Where a line contains the word "psixologiyaning", copy that line in full.

> [Data records]:
---

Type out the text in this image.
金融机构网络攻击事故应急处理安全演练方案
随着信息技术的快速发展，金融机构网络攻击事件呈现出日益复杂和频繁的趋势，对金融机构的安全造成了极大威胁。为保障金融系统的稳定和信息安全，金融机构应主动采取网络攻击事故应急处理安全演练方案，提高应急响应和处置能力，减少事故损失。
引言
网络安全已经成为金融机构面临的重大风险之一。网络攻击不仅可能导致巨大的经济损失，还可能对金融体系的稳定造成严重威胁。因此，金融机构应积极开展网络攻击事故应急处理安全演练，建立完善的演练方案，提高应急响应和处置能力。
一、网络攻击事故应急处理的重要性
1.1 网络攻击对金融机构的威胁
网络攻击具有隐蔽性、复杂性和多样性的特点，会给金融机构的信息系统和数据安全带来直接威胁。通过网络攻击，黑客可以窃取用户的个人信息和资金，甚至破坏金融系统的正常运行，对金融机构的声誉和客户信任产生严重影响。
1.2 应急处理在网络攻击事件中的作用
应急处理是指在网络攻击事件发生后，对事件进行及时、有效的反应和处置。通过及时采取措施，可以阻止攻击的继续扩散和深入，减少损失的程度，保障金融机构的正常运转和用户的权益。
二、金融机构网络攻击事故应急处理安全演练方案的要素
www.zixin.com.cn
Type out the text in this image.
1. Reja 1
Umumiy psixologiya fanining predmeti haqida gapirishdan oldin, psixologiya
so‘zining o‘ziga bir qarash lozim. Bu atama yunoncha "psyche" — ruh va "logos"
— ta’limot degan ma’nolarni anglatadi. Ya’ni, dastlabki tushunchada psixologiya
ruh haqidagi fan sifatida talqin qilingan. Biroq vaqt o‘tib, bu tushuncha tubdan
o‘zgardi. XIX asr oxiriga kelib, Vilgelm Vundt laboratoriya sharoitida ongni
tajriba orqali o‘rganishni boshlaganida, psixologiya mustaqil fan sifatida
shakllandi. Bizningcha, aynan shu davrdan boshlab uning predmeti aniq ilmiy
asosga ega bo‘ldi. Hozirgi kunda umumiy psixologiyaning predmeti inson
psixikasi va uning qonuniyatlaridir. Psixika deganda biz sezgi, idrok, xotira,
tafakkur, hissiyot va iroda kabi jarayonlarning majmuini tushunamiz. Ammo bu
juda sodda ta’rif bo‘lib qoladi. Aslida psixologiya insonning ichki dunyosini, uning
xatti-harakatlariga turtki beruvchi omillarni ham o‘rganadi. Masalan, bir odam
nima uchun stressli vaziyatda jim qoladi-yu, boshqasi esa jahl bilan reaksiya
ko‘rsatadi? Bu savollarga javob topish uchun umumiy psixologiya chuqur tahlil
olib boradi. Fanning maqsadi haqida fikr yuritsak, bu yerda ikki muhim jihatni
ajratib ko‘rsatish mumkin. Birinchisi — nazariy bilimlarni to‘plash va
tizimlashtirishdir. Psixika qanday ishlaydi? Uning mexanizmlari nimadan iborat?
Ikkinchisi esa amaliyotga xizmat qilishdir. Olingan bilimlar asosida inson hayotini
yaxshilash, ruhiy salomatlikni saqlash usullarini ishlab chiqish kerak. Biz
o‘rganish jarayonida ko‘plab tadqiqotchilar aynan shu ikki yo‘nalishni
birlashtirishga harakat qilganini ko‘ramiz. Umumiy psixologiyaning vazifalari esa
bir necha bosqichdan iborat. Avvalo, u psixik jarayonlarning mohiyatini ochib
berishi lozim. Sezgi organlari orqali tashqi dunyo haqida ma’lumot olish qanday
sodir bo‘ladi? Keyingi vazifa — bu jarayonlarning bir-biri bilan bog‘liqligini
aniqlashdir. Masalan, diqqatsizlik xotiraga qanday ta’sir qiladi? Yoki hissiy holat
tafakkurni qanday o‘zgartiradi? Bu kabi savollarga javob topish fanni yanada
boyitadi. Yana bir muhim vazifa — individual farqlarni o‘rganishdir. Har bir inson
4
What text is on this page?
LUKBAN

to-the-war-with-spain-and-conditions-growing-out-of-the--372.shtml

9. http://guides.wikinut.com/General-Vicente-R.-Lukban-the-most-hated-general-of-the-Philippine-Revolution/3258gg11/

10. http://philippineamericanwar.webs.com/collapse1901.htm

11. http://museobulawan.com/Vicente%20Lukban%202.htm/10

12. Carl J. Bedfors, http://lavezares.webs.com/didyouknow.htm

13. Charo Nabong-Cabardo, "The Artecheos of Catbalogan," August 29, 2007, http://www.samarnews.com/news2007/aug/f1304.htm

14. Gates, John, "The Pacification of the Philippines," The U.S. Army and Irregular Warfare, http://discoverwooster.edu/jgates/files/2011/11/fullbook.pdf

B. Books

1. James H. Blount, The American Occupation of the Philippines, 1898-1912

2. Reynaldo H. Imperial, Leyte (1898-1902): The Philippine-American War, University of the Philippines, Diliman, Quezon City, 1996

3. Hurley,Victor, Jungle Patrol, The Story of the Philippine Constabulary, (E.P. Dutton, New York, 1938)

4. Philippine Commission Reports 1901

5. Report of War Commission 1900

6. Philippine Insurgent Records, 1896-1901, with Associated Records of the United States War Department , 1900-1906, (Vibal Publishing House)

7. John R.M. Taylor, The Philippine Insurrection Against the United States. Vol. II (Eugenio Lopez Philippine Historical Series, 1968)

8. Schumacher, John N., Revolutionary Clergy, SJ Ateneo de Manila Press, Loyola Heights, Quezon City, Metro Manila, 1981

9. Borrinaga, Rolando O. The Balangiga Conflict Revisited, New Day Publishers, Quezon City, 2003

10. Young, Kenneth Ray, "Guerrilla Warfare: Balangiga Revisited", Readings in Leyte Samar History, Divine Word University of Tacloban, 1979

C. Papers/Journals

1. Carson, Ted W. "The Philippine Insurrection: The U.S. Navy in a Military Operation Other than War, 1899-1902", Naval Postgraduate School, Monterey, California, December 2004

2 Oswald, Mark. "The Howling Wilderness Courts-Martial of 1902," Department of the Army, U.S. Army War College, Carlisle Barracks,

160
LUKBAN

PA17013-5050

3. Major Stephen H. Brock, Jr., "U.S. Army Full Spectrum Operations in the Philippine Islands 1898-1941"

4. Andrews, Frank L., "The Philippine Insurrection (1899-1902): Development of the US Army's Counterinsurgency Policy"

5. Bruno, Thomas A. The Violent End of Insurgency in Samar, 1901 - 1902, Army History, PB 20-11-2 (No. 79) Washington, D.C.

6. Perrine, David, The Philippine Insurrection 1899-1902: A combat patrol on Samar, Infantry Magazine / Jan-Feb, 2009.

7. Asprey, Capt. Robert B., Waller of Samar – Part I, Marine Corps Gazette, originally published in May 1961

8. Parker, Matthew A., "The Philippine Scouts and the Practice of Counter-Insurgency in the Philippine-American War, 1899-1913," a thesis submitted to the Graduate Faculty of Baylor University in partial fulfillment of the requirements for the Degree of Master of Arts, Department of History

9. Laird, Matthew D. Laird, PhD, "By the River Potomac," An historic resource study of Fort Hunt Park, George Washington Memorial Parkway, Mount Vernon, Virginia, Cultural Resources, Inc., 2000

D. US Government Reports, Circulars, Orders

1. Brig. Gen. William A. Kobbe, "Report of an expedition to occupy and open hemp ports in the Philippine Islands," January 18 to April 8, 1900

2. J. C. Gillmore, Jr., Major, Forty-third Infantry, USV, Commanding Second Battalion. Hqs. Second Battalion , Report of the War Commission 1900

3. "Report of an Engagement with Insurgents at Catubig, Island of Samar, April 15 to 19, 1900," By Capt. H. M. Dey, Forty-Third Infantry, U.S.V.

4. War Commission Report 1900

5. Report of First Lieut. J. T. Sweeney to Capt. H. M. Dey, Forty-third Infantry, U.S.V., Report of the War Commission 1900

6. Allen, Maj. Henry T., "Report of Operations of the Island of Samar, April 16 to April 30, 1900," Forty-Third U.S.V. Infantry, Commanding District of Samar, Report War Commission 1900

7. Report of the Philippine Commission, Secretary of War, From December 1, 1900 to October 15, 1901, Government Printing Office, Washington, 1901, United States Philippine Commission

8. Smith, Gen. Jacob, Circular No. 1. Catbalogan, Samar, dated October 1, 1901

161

---

> [Solution]:
asosga ega bo‘ldi. Hozirgi kunda umumiy psixologiyaning predmeti inson
birlashtirishga harakat qilganini ko‘ramiz. Umumiy psixologiyaning vazifalari esa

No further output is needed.